> WHAT TO PRODUCE:
Your task is to locate every line holding the string "Share" and to copy each of them.

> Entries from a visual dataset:
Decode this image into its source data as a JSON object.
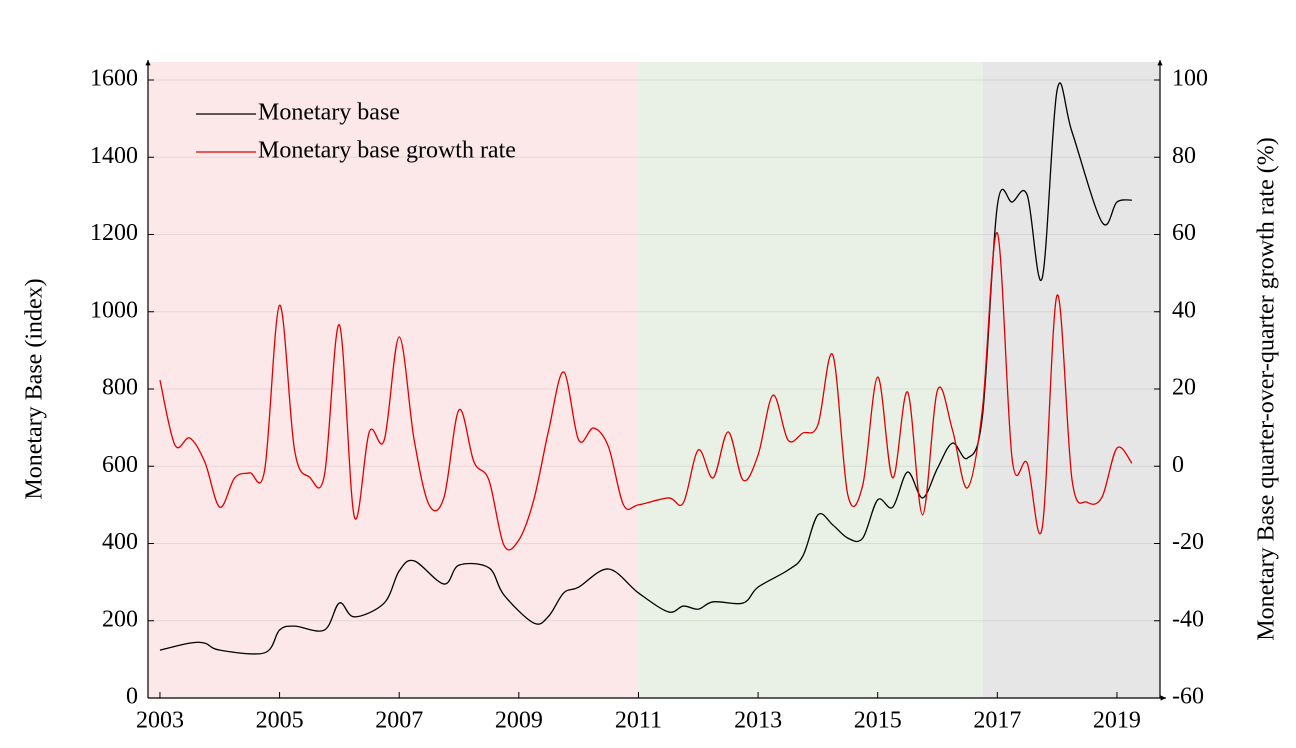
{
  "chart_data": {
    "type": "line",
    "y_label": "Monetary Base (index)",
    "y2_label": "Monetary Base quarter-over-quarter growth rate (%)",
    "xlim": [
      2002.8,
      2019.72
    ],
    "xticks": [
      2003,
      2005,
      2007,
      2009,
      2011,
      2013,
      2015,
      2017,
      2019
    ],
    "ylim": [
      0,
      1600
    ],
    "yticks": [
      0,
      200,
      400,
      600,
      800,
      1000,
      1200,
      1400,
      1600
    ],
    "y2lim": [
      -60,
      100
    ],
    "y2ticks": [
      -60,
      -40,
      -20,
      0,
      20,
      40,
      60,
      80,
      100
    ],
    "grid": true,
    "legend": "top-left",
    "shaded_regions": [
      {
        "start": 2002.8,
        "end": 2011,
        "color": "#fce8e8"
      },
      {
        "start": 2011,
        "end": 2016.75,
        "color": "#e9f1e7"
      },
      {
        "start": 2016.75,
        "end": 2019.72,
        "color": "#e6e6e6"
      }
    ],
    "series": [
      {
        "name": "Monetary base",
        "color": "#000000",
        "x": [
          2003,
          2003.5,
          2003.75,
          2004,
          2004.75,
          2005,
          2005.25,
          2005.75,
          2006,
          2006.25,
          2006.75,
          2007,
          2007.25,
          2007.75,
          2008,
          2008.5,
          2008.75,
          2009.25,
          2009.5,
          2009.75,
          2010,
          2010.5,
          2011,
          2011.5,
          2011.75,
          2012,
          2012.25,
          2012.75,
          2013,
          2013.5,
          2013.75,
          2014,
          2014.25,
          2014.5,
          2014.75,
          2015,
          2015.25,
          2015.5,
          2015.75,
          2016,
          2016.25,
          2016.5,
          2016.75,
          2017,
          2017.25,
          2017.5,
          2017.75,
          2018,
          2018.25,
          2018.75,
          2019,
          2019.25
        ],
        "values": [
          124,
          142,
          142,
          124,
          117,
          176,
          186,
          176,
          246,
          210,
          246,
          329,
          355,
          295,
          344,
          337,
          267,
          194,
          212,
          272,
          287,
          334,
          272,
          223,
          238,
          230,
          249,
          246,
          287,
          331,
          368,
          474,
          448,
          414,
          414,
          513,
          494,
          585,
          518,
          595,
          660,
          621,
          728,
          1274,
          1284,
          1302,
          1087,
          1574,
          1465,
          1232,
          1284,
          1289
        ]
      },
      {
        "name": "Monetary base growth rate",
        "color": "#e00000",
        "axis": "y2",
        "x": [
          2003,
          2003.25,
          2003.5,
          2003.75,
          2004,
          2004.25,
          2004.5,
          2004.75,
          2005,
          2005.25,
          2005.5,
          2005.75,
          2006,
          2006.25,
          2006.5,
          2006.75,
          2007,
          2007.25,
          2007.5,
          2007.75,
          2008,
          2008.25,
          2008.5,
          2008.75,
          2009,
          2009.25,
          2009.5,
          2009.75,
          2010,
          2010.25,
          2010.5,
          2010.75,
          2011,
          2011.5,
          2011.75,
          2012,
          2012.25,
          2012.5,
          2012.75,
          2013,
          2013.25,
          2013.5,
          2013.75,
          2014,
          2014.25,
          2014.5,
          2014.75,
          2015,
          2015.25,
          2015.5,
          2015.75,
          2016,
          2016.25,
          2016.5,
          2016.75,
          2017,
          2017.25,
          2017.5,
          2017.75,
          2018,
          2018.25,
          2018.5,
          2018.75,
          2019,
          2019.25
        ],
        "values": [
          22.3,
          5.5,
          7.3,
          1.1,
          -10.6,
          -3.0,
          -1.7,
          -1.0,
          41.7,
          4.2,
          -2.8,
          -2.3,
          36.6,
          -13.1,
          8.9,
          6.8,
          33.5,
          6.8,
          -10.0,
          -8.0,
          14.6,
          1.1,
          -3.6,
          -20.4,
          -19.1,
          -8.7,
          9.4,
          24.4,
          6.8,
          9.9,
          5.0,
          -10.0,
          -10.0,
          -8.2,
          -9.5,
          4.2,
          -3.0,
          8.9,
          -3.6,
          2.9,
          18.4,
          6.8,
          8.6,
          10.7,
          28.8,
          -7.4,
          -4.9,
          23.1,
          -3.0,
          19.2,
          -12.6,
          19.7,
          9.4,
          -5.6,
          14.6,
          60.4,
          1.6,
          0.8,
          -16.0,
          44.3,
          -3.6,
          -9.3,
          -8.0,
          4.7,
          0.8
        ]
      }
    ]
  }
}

...

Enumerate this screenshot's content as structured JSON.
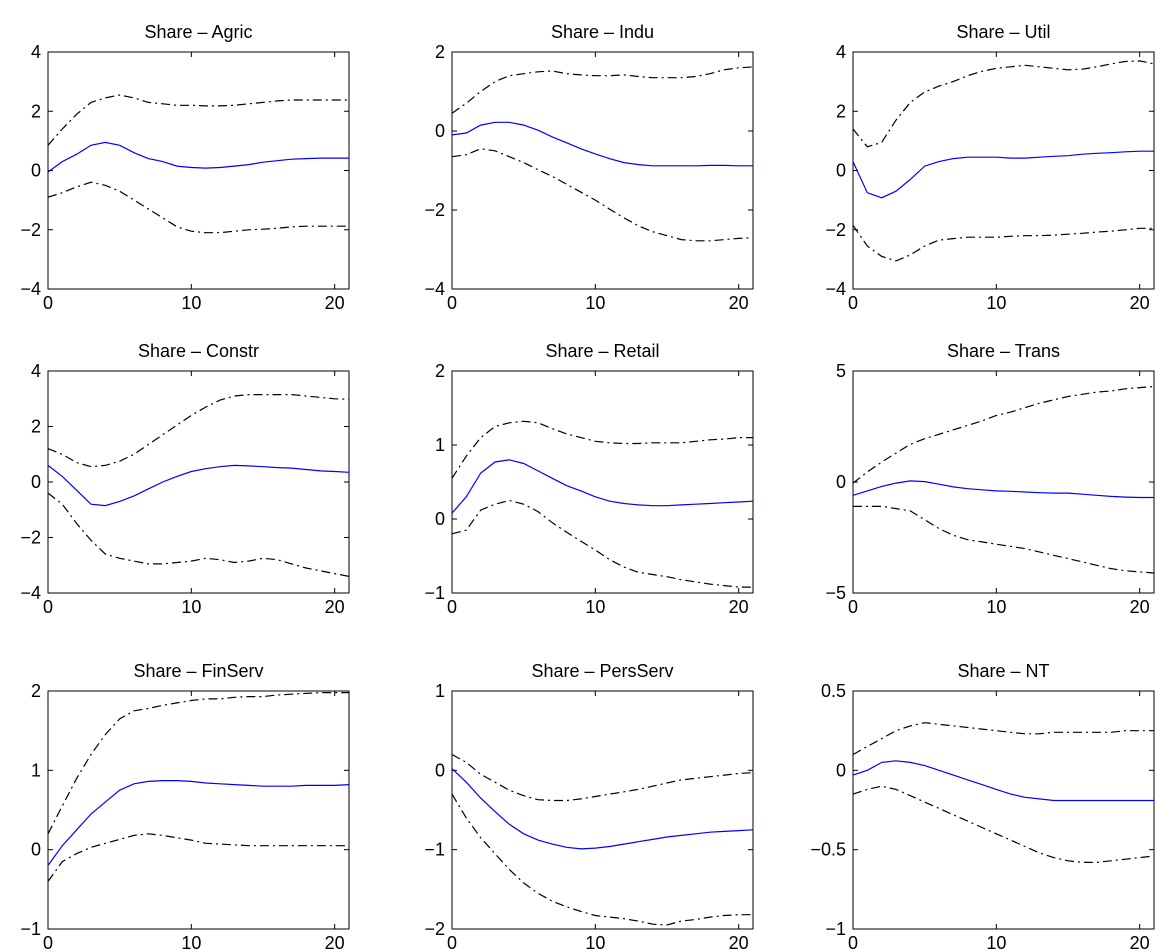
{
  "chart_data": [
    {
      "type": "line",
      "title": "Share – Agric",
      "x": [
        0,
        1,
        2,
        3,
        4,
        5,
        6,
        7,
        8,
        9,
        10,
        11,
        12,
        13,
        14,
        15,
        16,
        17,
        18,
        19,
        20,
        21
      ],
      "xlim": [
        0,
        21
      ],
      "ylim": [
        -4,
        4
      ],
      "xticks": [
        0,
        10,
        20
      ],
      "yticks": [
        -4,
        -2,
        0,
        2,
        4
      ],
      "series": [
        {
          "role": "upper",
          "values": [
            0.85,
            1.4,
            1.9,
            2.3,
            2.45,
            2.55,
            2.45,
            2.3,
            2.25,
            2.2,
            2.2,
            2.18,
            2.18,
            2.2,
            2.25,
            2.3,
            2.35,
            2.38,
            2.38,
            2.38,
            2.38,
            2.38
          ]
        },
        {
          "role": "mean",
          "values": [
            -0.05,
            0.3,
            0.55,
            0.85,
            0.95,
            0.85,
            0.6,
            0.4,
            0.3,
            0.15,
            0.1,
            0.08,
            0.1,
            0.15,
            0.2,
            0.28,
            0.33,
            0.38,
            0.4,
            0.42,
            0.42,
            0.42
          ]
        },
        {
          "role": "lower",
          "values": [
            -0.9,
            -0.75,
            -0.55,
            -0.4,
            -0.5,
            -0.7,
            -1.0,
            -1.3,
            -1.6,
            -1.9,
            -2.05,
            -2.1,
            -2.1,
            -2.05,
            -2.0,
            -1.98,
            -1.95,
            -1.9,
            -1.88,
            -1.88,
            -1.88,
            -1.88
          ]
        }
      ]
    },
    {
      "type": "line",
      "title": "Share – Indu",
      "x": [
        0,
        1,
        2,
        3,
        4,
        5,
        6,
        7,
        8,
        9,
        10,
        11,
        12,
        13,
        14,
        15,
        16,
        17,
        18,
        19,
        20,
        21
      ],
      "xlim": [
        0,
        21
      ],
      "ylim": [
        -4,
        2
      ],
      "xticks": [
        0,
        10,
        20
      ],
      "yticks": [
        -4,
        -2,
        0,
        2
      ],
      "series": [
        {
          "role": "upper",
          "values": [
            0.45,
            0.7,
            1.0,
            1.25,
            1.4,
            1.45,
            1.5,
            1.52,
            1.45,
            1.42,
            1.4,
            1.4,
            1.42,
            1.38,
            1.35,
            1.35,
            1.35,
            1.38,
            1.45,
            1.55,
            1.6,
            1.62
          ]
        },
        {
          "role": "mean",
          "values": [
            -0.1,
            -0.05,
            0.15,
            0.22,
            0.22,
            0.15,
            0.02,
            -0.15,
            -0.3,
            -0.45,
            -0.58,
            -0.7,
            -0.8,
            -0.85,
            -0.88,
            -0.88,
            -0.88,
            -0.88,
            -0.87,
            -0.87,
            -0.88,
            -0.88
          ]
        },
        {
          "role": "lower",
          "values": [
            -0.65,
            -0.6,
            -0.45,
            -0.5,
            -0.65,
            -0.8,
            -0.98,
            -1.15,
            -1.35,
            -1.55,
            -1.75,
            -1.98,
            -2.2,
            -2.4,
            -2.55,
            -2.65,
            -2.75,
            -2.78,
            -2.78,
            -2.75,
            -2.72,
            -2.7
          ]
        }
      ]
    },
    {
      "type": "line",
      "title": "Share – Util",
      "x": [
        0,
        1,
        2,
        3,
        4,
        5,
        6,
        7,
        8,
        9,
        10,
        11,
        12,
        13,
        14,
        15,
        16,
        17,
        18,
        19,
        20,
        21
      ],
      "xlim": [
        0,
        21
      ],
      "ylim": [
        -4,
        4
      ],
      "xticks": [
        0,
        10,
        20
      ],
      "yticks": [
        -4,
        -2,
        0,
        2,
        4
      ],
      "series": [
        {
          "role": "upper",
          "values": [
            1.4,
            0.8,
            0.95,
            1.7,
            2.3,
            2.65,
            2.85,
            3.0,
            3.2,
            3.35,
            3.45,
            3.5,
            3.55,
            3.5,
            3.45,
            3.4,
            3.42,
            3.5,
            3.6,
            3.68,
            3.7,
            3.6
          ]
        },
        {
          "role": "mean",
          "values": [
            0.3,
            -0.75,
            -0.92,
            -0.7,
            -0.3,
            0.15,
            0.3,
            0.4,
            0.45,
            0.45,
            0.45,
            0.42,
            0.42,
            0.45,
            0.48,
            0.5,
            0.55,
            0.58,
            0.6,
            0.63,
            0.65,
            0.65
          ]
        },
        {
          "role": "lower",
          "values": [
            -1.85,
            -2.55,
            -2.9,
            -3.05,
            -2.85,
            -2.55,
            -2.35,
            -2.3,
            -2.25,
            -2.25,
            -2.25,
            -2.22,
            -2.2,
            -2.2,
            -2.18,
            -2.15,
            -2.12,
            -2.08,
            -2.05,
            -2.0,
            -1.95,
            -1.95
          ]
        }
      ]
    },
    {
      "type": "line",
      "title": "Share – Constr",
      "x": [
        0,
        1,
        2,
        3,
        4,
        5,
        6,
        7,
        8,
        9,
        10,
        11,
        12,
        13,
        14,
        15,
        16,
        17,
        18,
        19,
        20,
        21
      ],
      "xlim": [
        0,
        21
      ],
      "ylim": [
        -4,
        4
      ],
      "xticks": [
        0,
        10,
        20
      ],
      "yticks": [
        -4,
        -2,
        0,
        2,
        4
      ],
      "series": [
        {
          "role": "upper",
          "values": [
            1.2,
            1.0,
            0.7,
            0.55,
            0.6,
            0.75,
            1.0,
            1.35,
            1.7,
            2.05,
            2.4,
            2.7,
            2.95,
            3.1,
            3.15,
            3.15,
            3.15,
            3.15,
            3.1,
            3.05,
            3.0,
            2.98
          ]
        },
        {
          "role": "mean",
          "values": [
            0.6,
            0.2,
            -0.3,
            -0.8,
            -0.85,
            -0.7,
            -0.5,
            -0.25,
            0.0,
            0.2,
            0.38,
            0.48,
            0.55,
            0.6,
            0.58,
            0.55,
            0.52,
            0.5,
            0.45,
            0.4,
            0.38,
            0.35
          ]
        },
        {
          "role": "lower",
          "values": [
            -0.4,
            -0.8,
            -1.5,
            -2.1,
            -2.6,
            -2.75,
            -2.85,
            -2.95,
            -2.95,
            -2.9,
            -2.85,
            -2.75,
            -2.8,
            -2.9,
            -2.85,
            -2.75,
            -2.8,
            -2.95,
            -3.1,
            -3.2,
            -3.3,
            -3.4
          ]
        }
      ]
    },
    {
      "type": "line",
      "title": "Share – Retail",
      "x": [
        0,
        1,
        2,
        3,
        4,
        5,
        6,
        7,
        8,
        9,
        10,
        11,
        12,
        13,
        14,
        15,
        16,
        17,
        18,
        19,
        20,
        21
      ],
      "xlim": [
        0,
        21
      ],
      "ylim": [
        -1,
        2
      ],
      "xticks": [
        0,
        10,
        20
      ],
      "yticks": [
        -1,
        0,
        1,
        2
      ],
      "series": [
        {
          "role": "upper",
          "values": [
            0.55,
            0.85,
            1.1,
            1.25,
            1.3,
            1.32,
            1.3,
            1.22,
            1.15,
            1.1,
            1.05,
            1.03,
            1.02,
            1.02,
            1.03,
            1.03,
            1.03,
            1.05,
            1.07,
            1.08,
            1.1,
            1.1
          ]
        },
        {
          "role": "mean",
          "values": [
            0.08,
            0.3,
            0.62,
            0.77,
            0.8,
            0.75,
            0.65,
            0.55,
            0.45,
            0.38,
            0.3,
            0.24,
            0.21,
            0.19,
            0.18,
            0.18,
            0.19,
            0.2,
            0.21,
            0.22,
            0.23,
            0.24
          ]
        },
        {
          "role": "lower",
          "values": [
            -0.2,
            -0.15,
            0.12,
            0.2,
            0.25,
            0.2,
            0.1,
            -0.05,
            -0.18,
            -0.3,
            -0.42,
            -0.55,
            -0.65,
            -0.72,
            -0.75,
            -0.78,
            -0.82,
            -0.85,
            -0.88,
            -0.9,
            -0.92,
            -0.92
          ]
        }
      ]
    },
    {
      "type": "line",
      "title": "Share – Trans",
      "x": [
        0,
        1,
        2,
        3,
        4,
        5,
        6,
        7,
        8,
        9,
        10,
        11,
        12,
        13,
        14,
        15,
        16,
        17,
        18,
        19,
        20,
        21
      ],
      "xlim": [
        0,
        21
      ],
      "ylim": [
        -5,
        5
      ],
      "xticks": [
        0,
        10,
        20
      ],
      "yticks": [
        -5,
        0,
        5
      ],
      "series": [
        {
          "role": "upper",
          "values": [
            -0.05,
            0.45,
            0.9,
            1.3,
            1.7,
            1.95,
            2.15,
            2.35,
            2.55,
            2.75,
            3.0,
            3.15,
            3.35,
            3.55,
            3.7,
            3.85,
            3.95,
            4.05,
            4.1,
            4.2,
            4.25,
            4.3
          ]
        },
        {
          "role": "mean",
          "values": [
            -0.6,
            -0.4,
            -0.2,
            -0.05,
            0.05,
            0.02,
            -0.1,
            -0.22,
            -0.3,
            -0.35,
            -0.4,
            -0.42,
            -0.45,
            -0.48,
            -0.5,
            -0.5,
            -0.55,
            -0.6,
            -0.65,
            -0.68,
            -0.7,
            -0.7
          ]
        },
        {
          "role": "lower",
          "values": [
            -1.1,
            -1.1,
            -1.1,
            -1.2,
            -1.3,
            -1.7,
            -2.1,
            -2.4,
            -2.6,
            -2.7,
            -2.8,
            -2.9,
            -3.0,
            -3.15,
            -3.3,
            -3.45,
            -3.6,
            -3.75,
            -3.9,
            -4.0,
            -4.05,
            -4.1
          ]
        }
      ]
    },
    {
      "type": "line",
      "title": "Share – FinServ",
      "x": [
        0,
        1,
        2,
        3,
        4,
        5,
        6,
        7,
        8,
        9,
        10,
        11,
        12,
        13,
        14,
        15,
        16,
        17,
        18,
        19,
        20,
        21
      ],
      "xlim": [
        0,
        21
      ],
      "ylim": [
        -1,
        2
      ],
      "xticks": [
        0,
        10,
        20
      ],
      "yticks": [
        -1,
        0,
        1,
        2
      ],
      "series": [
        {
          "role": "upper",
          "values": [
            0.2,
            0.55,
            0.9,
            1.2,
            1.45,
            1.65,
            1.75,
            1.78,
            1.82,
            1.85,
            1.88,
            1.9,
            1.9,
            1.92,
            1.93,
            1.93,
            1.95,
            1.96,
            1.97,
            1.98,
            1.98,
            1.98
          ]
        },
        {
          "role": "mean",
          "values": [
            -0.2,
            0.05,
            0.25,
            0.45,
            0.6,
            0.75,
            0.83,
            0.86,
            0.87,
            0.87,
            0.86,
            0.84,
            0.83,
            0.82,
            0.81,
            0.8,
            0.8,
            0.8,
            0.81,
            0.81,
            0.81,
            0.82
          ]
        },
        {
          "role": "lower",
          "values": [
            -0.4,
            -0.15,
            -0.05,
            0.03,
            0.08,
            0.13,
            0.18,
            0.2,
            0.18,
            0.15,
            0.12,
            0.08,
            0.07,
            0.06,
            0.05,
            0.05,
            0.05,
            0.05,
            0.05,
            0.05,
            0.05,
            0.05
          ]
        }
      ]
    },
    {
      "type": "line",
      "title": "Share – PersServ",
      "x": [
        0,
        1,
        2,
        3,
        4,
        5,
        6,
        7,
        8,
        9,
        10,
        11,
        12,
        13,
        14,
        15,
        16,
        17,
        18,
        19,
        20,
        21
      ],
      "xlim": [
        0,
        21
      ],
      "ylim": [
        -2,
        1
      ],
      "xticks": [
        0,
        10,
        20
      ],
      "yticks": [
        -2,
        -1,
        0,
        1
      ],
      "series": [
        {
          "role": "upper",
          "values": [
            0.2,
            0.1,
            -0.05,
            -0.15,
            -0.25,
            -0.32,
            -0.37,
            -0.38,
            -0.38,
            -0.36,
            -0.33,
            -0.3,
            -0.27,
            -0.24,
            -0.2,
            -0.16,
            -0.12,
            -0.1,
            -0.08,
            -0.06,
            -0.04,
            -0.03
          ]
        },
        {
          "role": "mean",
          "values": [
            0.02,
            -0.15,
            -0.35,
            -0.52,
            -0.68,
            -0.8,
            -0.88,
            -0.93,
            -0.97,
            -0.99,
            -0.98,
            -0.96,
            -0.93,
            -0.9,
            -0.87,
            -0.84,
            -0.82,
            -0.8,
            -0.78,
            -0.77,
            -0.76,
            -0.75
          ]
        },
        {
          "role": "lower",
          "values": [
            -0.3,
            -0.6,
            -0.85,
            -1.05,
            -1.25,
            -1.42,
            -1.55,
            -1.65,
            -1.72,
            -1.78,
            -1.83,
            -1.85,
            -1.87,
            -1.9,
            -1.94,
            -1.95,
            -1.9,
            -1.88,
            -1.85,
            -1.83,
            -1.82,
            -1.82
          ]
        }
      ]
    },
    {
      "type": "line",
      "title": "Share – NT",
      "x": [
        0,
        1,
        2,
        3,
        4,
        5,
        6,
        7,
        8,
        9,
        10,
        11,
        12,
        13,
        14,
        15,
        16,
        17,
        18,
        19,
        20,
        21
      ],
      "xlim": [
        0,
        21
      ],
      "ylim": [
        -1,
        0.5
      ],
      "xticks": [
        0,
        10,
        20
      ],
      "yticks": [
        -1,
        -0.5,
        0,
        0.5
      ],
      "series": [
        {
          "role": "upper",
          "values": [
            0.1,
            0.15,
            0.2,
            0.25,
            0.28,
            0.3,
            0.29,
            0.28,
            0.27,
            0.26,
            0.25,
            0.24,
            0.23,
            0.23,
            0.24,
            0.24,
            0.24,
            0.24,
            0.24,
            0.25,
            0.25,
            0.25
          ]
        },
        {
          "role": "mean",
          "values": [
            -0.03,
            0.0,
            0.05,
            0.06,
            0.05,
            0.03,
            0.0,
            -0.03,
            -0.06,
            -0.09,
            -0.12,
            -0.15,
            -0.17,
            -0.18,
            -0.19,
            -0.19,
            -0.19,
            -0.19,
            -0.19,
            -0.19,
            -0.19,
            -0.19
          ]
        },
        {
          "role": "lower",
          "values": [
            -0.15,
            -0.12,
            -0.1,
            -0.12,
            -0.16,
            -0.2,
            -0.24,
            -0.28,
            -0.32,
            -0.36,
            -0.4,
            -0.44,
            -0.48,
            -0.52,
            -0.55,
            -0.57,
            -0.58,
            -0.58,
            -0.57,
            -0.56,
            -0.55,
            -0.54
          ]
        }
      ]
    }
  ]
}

> ANSWER FOR THIS EXERCISE:
      "title": "Share – Agric",
      "title": "Share – Indu",
      "title": "Share – Util",
      "title": "Share – Constr",
      "title": "Share – Retail",
      "title": "Share – Trans",
      "title": "Share – FinServ",
      "title": "Share – PersServ",
      "title": "Share – NT",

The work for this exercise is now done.